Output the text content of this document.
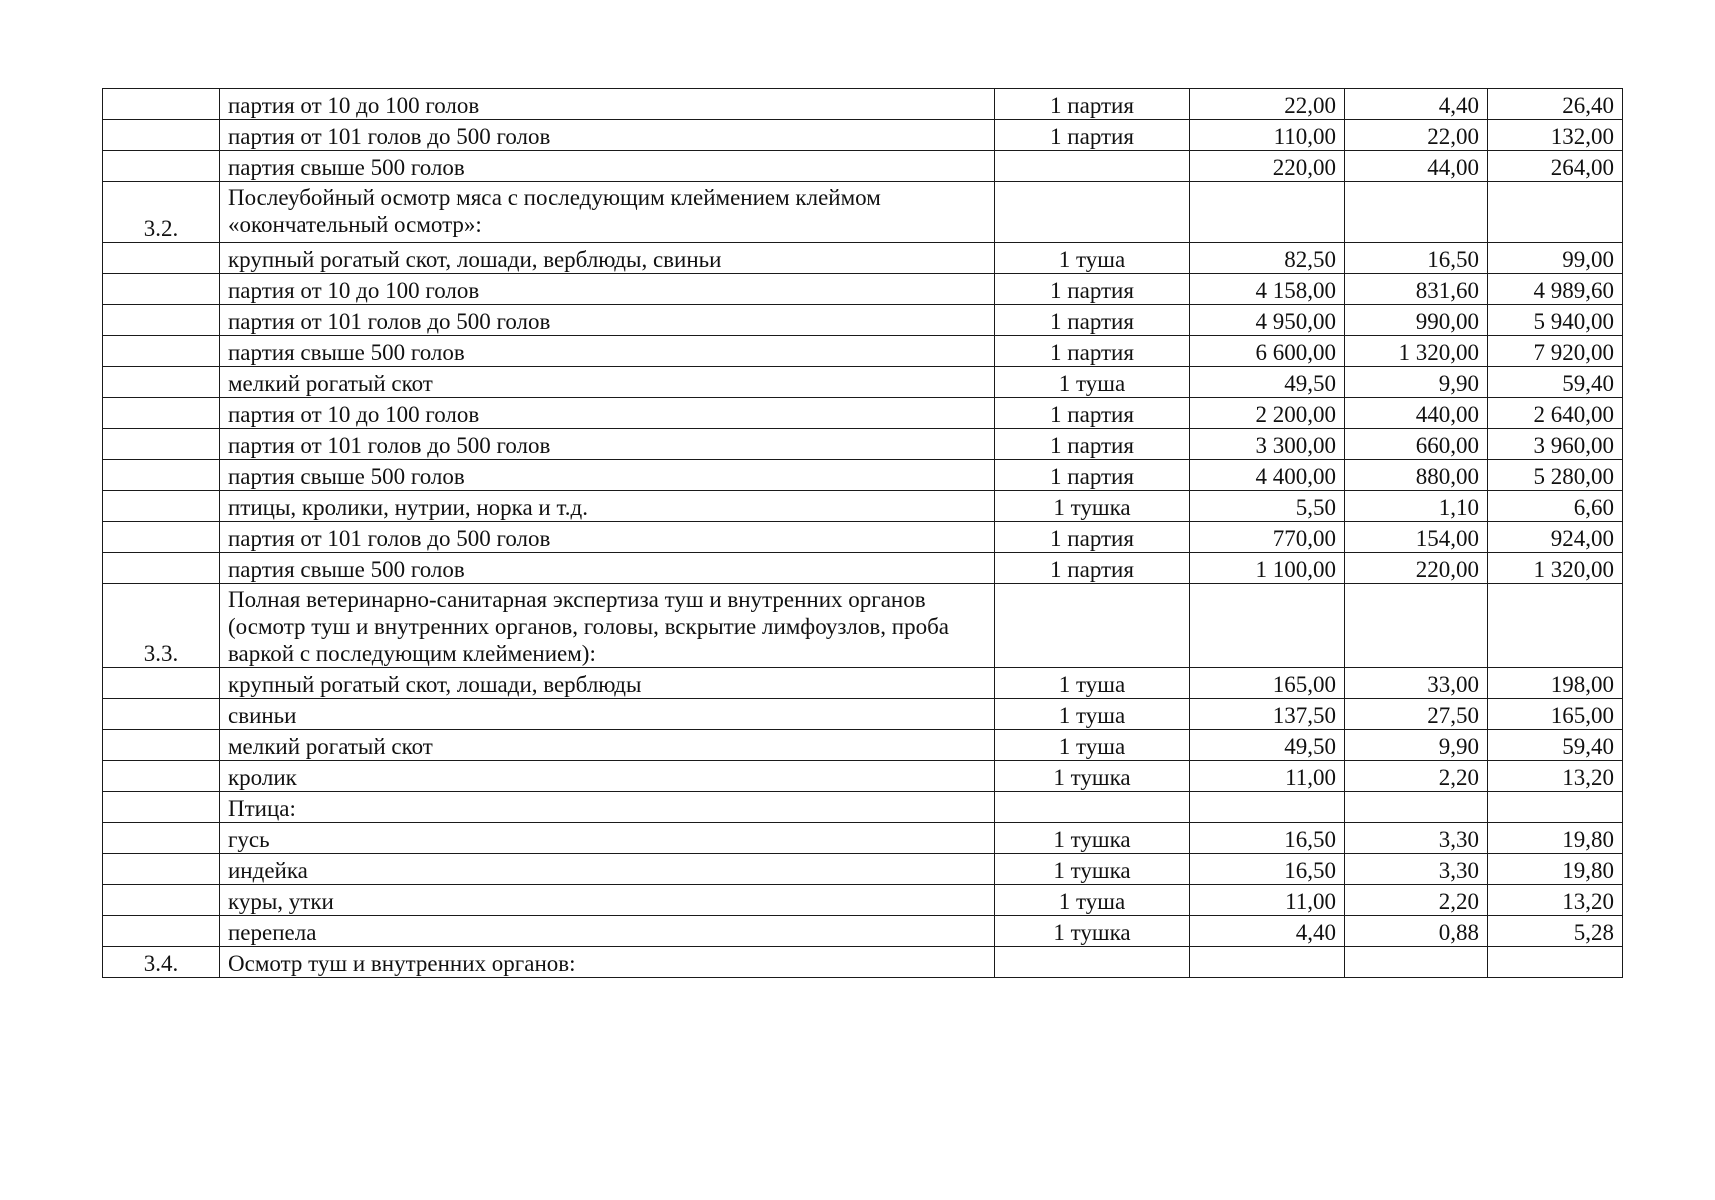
	партия от 10 до 100 голов	1 партия	22,00	4,40	26,40
	партия от 101 голов до 500 голов	1 партия	110,00	22,00	132,00
	партия свыше 500 голов		220,00	44,00	264,00
3.2.	Послеубойный осмотр мяса с последующим клеймением клеймом «окончательный осмотр»:				
	крупный рогатый скот, лошади, верблюды, свиньи	1 туша	82,50	16,50	99,00
	партия от 10 до 100 голов	1 партия	4 158,00	831,60	4 989,60
	партия от 101 голов до 500 голов	1 партия	4 950,00	990,00	5 940,00
	партия свыше 500 голов	1 партия	6 600,00	1 320,00	7 920,00
	мелкий рогатый скот	1 туша	49,50	9,90	59,40
	партия от 10 до 100 голов	1 партия	2 200,00	440,00	2 640,00
	партия от 101 голов до 500 голов	1 партия	3 300,00	660,00	3 960,00
	партия свыше 500 голов	1 партия	4 400,00	880,00	5 280,00
	птицы, кролики, нутрии, норка и т.д.	1 тушка	5,50	1,10	6,60
	партия от 101 голов до 500 голов	1 партия	770,00	154,00	924,00
	партия свыше 500 голов	1 партия	1 100,00	220,00	1 320,00
3.3.	Полная ветеринарно-санитарная экспертиза туш и внутренних органов (осмотр туш и внутренних органов, головы, вскрытие лимфоузлов, проба варкой с последующим клеймением):				
	крупный рогатый скот, лошади, верблюды	1 туша	165,00	33,00	198,00
	свиньи	1 туша	137,50	27,50	165,00
	мелкий рогатый скот	1 туша	49,50	9,90	59,40
	кролик	1 тушка	11,00	2,20	13,20
	Птица:				
	гусь	1 тушка	16,50	3,30	19,80
	индейка	1 тушка	16,50	3,30	19,80
	куры, утки	1 туша	11,00	2,20	13,20
	перепела	1 тушка	4,40	0,88	5,28
3.4.	Осмотр туш и внутренних органов:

· · · ·

• Aim:
Copy every line of the listing where the word "органов" appears.

• Finished task:
3.3.	Полная ветеринарно-санитарная экспертиза туш и внутренних органов (осмотр туш и внутренних органов, головы, вскрытие лимфоузлов, проба варкой с последующим клеймением):				
3.4.	Осмотр туш и внутренних органов:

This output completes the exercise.